• **PASSAGE SHOWN**
The well-documented fact that Arabs have never flexed a military muscle (and hardly a significant financial and diplomatic muscles) on behalf of the Palestinians, provides a resounding answer!
Israel-Saudi cooperation and Israel’s national security interests
*Notwithstanding the importance of Israel’s cooperation with Saudi Arabia, it takes a back seat to Israel’s critical need to safeguard/control the geographic cradle of its history, religion and culture, which coincides with its minimal security requirements in the volcanic Middle East: the mountain ridges of Judea and Samaria (West Bank), which dominate the 8-15-mile-sliver of pre-1967 Israel.
*The tenuously unpredictable Middle East reality defines peace accords as variable components of national security, unlike topography and geography (e.g., the mountain ridges of Judea and Samaria and the Golan Heights) which are fixed components of Israel’s minimal security requirements in the non-Western-like Middle East. Israel’s fixed components of national security have dramatically enhanced its posture of deterrence. They transformed the Jewish State into a unique force and dollar multiplier for the US.
*An Israel-Saudi Arabia peace treaty would be rendered impractical if it required Israel to concede the mountain ridges of Judea and Samaria, which would relegate Israel from a terror and war-deterring force multiplier for the US to a terror and war-inducing burden upon the US.
*Contrary to the Western (mis)perception of Israel-Arab peace treaties as pillars of national security, the unpredictably-violent Middle East features a 1,400-year-old reality of transient (non-democratic, one-bullet, not one-ballot) Arab regimes, policies and accords. Thus, as desirable as Israel-Arab peace treaties are, they must not entail the sacrifice of Israel’s most critical national security feature: the permanent topography of the mountain ridges of Judea and Samaria, which dominate 80% of Israel’s population and infrastructure.
*In June and December of 1981, Israel bombed Iraq’s nuclear reactor and applied its law to the Golan Heights, in defiance of the Western foreign policy establishment. The latter warned that such actions would force Egypt to abandon its 1979 peace treaty with Israel. However, Egypt adhered to its national security priorities, sustaining the peace treaty. Routinely, Western policy makers warn that construction in Jerusalem (beyond the “Green Line”) and in Judea and Samaria would trigger a terroristic volcano and push the Arabs away from their peace treaties with Israel.

[Spatial layout entries]
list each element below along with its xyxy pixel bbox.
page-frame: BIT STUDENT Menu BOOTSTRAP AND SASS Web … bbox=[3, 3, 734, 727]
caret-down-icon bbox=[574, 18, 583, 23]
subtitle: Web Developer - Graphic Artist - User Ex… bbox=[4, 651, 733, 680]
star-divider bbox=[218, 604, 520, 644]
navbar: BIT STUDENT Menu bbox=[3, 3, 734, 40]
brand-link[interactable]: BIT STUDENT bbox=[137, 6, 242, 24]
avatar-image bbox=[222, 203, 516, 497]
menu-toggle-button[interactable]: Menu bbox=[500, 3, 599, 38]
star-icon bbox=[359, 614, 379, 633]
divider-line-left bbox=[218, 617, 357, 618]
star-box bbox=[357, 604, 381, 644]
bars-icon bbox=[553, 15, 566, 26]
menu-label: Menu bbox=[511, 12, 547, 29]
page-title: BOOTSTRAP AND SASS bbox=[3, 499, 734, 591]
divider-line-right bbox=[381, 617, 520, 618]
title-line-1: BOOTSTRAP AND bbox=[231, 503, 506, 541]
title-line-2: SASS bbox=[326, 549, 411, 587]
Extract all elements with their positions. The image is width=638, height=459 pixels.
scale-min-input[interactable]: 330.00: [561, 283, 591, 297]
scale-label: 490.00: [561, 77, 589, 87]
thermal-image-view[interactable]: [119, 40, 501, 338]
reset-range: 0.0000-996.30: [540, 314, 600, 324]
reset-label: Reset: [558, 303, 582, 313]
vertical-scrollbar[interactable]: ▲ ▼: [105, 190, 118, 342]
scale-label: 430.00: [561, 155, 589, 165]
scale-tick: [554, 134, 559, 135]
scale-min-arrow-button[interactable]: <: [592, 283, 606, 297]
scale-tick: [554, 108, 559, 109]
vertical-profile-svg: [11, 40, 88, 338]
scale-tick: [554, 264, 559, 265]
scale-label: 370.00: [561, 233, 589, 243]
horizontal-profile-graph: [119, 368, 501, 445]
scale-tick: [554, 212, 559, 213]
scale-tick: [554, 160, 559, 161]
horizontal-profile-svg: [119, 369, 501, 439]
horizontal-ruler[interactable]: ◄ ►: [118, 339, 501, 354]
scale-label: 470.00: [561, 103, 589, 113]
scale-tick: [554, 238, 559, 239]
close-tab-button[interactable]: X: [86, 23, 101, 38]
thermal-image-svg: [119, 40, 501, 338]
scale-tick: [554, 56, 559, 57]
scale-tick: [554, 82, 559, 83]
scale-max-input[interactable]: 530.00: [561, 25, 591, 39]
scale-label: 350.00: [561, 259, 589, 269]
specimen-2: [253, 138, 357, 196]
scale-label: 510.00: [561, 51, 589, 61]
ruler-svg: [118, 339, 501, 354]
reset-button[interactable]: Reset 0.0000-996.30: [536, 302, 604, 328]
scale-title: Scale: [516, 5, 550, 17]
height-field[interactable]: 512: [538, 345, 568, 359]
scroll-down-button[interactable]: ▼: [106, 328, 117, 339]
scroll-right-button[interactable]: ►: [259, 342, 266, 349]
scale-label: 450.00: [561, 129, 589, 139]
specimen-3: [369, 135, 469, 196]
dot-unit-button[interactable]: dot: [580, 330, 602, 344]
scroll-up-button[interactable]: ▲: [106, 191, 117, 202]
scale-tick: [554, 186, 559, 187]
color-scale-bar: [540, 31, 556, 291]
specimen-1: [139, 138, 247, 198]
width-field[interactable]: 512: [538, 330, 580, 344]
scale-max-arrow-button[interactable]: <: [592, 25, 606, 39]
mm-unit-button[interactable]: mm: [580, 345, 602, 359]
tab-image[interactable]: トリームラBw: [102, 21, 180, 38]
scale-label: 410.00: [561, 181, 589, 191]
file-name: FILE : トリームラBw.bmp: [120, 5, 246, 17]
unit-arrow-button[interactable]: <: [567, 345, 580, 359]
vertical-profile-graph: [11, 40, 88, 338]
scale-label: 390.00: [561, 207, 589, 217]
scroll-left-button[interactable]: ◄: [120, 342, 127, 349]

• **TASKS TO CARRY OUT**
a) According to the passage on Israel-Saudi cooperation, what percentage of Israel's population and infrastructure do the mountain ridges of Judea and Samaria dominate?
b) Reproduce the passage on Israel-Saudi cooperation from "Israel-Saudi cooperation and" up to and including "of pre-1967 Israel.".
c) Translate this sentence from the passage on Israel-Saudi cooperation into Spanish: "Israel’s fixed components of national security have dramatically enhanced its posture of deterrence."

• **ANSWERS TO EACH TASK**
a) 80%

b)
Israel-Saudi cooperation and Israel’s national security interests
*Notwithstanding the importance of Israel’s cooperation with Saudi Arabia, it takes a back seat to Israel’s critical need to safeguard/control the geographic cradle of its history, religion and culture, which coincides with its minimal security requirements in the volcanic Middle East: the mountain ridges of Judea and Samaria (West Bank), which dominate the 8-15-mile-sliver of pre-1967 Israel.

c) Los componentes fijos de la seguridad nacional de Israel han reforzado drásticamente su postura de disuasión.